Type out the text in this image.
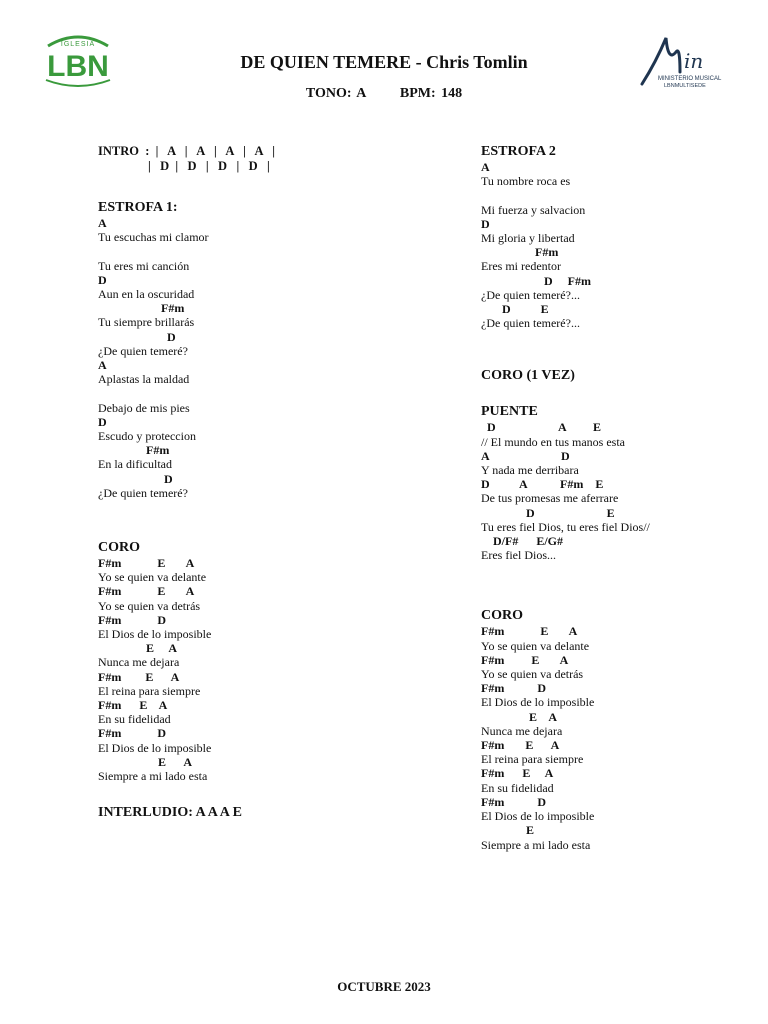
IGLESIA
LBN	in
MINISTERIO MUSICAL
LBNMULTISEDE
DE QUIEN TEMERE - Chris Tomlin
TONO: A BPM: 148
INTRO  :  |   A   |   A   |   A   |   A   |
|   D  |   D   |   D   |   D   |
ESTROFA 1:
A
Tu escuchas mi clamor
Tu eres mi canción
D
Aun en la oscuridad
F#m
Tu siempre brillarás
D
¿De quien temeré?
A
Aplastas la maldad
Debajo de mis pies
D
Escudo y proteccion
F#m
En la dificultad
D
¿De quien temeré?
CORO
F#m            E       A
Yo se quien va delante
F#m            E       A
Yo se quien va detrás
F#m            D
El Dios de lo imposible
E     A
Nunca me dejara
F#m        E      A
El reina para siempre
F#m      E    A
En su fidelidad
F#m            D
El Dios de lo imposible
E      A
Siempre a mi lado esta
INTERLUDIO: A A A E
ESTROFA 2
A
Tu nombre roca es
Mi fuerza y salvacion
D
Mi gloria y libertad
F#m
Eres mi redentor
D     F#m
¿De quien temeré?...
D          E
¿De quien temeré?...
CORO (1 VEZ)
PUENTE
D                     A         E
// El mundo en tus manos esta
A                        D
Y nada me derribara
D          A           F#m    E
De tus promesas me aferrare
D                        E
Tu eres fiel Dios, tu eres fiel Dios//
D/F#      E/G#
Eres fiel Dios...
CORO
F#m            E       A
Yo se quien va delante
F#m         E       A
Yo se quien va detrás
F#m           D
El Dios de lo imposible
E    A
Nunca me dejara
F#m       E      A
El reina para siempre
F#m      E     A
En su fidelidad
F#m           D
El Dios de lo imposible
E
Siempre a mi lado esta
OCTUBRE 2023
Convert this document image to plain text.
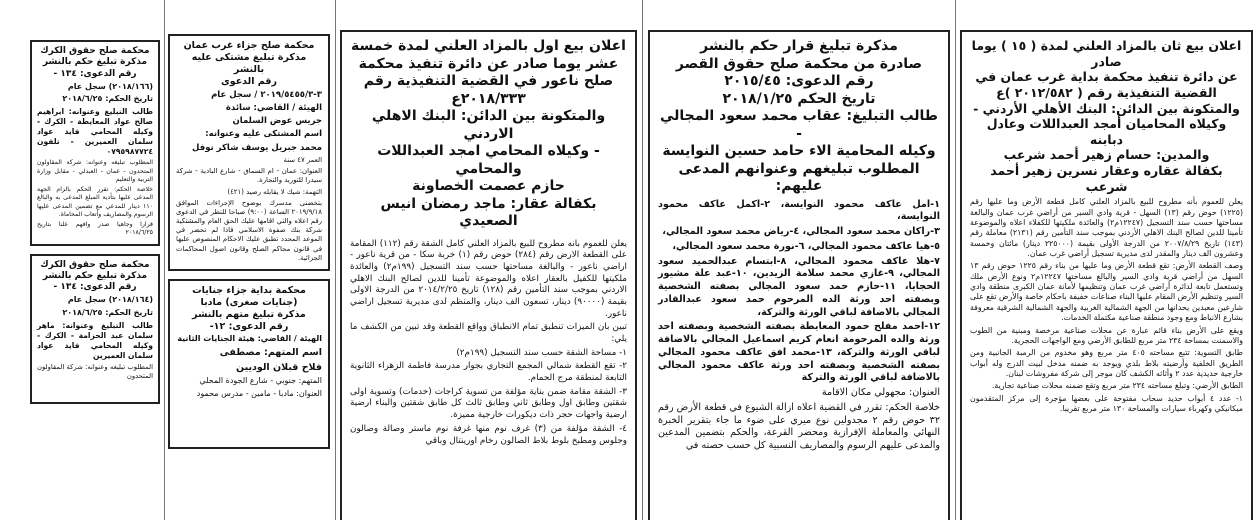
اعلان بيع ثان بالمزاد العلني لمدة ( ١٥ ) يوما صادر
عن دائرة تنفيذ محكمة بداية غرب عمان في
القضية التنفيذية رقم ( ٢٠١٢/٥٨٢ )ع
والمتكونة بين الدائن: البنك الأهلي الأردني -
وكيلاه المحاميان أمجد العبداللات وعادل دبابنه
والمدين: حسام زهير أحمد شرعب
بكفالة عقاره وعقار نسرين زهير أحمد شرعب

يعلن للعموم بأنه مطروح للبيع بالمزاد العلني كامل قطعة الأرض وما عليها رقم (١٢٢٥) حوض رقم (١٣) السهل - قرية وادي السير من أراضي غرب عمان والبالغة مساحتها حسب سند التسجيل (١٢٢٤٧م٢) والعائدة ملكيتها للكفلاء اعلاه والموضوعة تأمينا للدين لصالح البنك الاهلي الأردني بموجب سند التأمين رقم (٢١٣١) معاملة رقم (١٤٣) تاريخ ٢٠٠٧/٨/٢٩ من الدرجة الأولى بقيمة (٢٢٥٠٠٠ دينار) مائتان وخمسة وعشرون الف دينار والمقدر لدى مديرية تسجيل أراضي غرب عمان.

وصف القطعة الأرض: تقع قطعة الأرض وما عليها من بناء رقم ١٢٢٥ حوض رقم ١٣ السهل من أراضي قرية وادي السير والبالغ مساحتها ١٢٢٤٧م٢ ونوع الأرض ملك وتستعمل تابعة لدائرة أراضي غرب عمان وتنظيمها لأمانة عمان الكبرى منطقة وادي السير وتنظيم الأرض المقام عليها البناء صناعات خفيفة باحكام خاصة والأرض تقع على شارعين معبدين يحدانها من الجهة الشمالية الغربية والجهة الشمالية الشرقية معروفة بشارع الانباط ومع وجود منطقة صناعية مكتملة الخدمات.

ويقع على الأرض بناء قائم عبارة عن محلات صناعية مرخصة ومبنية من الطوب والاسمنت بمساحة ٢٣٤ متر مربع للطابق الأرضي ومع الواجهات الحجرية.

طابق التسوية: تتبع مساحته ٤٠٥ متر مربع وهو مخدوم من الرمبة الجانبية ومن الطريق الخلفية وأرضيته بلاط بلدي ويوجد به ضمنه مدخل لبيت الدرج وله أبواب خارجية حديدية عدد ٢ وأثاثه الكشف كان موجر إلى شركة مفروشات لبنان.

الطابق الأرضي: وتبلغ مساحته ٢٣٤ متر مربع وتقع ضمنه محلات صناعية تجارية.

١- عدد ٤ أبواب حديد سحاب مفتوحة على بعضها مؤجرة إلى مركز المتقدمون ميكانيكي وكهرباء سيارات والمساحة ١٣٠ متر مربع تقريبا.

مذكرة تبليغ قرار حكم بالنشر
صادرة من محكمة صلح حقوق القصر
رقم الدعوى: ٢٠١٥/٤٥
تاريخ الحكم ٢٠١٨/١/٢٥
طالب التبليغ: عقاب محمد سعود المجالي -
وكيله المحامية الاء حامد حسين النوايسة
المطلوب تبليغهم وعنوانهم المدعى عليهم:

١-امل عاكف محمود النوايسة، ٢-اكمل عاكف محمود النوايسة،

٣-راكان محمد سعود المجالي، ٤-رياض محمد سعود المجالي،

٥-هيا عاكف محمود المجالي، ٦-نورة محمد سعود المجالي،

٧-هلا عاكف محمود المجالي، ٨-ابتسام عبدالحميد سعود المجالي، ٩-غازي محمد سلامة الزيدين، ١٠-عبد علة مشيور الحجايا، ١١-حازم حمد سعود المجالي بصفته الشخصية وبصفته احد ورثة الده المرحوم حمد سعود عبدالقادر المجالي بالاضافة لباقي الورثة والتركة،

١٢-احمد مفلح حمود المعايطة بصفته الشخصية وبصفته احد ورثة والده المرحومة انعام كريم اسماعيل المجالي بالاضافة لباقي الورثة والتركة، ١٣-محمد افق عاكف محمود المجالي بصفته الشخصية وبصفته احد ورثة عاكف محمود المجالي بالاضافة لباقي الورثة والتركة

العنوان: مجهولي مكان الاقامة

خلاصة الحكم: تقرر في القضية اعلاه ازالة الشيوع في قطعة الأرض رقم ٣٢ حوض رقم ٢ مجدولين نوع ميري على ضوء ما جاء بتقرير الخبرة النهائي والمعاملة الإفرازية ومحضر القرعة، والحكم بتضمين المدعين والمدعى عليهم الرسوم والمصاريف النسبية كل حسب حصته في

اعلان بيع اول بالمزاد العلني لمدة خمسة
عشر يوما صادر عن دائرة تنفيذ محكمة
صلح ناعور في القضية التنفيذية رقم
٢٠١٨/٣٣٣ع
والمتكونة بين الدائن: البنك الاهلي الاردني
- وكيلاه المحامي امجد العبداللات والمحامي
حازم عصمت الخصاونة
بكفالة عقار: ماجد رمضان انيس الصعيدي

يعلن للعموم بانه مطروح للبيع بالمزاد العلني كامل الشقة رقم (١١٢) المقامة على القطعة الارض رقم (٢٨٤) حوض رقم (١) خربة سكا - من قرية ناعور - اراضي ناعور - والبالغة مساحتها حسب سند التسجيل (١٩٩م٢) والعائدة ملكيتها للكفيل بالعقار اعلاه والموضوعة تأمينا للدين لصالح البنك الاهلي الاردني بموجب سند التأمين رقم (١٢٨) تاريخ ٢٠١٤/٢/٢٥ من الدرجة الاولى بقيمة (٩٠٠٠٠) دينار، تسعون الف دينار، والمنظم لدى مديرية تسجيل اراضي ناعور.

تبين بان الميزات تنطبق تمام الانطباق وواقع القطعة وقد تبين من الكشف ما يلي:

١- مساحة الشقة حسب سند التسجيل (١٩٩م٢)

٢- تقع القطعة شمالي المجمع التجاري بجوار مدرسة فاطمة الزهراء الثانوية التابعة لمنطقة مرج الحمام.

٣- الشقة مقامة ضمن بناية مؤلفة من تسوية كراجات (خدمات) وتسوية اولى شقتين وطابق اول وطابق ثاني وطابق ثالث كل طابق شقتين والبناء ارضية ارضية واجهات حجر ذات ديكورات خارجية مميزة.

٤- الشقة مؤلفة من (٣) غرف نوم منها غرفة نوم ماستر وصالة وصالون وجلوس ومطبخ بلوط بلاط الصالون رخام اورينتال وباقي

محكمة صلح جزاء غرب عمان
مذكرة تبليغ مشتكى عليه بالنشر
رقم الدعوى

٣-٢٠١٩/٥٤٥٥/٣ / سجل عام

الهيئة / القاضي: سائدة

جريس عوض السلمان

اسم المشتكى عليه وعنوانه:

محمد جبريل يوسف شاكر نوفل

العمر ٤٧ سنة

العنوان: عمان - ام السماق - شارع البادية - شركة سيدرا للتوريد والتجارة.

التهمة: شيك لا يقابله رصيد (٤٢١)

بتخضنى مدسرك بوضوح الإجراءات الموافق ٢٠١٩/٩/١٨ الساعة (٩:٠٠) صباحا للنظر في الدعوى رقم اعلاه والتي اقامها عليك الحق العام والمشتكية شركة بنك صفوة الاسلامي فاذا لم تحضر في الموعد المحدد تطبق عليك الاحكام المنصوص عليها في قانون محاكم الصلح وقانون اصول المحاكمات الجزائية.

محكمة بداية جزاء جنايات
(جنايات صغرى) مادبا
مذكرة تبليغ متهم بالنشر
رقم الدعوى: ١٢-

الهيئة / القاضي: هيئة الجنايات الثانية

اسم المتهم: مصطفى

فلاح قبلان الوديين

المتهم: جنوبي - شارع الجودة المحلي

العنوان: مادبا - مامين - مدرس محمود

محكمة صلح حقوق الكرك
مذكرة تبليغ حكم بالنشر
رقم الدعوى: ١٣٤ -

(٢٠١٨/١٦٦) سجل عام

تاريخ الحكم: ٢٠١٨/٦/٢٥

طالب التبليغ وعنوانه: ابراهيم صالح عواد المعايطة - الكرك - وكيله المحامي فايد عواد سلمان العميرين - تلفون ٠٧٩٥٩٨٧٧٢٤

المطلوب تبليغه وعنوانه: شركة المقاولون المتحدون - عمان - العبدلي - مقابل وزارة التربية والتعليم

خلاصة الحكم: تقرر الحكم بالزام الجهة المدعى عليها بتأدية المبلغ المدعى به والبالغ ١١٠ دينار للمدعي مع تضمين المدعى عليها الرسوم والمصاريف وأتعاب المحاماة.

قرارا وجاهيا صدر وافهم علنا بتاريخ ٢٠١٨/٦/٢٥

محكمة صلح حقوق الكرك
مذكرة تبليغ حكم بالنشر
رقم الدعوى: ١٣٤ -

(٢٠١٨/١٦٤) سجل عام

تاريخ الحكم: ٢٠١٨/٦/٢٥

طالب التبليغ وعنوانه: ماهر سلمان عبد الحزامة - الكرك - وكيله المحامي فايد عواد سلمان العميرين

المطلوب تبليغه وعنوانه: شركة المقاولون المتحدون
- - - - - - -
Task description:
Scan the listing above for the word "القضية" and copy every line that holds it.

Solved exercise:
القضية التنفيذية رقم ( ٢٠١٢/٥٨٢ )ع
خلاصة الحكم: تقرر في القضية اعلاه ازالة الشيوع في قطعة الأرض رقم ٣٢ حوض رقم ٢ مجدولين نوع ميري على ضوء ما جاء بتقرير الخبرة النهائي والمعاملة الإفرازية ومحضر القرعة، والحكم بتضمين المدعين والمدعى عليهم الرسوم والمصاريف النسبية كل حسب حصته في
صلح ناعور في القضية التنفيذية رقم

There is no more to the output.